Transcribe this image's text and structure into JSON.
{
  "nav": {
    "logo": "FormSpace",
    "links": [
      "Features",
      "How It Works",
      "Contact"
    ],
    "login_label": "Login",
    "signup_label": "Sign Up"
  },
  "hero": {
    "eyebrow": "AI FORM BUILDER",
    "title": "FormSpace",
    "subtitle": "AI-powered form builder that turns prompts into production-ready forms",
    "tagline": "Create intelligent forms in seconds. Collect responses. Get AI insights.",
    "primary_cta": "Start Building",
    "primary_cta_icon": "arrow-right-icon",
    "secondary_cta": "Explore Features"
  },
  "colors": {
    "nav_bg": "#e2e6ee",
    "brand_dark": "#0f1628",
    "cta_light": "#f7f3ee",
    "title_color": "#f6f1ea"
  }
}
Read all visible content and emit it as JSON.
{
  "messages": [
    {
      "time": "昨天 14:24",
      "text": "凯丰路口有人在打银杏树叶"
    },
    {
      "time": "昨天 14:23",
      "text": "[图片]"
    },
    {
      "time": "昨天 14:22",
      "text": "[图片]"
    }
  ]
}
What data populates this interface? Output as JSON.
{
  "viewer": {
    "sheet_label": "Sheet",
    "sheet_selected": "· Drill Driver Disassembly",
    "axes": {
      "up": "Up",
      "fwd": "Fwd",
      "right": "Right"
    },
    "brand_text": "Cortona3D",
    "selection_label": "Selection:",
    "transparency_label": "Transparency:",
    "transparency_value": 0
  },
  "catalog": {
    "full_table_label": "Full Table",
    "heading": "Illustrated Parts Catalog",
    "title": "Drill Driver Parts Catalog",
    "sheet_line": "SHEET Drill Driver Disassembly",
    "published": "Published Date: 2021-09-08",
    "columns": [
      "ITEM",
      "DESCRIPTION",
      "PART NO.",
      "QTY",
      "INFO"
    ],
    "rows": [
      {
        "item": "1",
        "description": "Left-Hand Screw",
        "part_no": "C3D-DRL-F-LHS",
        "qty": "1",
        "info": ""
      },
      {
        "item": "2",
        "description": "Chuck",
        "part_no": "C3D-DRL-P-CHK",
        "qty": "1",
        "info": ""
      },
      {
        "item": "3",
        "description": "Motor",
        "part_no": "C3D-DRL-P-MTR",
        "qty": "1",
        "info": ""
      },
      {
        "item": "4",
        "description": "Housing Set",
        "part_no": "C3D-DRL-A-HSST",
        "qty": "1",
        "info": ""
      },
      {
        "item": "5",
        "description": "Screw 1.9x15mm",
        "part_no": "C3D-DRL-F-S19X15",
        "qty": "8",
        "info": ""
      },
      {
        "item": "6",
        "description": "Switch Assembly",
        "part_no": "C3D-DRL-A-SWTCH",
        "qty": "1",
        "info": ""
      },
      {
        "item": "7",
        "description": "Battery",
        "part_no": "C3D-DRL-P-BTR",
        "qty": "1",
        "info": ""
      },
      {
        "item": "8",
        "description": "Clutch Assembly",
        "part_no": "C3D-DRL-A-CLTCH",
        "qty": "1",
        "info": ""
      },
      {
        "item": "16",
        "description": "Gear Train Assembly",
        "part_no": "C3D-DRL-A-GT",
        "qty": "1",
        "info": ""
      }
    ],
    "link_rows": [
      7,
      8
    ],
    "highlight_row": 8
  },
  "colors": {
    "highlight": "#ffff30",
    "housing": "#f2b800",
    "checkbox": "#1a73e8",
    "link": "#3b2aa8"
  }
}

◆ **THE EXERCISE**:
Of all the lines in the listing above, how many include "Screw"? Write only the number.

◆ **FINISHED EXERCISE**:
2